Figure content listings:
○ ○ ○ ○ ○ ○ ○

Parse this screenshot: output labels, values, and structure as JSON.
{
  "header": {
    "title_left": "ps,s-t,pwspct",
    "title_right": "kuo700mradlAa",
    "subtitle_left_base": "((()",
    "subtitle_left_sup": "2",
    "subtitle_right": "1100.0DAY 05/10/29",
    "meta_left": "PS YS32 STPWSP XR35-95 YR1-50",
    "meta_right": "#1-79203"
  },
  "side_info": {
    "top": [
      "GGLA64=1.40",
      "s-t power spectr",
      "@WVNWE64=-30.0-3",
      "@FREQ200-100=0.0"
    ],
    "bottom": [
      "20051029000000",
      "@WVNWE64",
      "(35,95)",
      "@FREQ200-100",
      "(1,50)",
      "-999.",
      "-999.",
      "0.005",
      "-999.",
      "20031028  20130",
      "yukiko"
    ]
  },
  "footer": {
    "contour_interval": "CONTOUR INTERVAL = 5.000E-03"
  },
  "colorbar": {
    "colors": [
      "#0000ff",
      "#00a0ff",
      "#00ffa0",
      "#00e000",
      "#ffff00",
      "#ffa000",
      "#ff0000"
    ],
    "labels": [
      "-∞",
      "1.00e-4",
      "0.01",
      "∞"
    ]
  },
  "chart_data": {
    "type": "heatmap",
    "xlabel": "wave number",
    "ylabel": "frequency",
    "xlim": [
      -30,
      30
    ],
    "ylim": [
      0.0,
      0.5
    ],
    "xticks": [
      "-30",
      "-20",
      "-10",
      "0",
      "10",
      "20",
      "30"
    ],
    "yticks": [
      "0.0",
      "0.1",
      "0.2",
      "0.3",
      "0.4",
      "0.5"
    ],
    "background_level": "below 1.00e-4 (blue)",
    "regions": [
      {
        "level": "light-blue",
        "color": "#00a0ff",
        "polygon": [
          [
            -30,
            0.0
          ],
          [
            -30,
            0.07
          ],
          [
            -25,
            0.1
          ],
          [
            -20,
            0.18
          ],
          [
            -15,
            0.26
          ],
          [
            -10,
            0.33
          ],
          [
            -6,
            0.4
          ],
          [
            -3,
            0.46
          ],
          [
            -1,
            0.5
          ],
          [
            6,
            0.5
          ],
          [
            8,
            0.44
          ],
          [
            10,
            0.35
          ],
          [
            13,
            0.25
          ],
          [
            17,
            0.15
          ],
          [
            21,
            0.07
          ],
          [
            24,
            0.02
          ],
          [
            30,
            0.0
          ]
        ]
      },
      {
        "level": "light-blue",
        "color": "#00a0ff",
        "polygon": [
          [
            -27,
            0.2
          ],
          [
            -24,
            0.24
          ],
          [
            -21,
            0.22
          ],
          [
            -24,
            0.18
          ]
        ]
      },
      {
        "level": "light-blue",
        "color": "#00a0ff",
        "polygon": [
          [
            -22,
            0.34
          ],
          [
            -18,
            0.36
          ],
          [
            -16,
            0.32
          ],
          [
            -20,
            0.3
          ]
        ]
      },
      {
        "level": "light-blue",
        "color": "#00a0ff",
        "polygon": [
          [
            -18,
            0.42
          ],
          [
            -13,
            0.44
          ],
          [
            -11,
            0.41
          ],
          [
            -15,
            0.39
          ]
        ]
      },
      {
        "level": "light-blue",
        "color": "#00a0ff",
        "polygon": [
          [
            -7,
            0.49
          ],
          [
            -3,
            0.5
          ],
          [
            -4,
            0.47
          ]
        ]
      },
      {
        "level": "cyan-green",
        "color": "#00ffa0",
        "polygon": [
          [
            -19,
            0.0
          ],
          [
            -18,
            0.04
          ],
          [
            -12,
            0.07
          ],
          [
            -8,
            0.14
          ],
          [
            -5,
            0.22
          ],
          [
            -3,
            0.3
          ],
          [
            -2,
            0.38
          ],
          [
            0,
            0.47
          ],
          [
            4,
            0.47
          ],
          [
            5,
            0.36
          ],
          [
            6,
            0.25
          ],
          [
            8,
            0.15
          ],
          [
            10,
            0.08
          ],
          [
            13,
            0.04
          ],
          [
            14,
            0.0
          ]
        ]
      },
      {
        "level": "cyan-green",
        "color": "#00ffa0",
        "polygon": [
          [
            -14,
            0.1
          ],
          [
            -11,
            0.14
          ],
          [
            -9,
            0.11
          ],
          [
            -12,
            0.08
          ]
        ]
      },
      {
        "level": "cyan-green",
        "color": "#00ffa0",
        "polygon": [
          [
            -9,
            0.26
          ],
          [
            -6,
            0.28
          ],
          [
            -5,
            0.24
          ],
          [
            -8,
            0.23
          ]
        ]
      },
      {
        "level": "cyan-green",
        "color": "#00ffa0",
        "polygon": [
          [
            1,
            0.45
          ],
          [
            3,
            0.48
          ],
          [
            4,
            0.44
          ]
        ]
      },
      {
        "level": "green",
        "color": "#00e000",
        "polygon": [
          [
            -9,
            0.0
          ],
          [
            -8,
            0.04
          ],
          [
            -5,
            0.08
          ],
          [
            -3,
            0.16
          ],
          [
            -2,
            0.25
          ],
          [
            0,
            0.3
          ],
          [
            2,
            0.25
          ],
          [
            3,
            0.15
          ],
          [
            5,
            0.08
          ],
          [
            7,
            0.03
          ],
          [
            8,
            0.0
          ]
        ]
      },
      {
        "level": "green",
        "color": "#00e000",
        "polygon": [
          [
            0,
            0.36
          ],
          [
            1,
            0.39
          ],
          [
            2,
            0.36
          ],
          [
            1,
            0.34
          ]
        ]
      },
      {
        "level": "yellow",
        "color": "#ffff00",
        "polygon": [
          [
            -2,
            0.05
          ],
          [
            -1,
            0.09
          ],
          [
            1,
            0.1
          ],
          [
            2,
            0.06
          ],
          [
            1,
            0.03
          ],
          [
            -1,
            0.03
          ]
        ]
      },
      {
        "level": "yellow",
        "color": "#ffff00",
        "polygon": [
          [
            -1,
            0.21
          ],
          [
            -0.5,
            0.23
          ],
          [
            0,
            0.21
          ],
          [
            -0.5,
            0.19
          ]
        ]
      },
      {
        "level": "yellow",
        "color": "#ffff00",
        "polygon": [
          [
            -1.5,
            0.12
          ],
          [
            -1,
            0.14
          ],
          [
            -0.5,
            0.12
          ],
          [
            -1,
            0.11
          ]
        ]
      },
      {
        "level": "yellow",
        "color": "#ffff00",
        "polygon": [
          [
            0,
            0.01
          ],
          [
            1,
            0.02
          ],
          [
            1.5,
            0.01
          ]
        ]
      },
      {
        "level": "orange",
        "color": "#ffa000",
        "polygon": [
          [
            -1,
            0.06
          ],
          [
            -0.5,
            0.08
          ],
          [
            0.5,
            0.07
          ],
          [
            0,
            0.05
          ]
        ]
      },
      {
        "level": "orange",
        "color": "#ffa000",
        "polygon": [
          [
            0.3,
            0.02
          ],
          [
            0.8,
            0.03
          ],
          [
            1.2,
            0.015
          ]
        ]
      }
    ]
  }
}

○ ○ ○ ○ ○ ○ ○

**What is asked**.
Where a line in the material above holds "labels", copy that line.

**Final result**.
Parse this screenshot: output labels, values, and structure as JSON.
    "labels": [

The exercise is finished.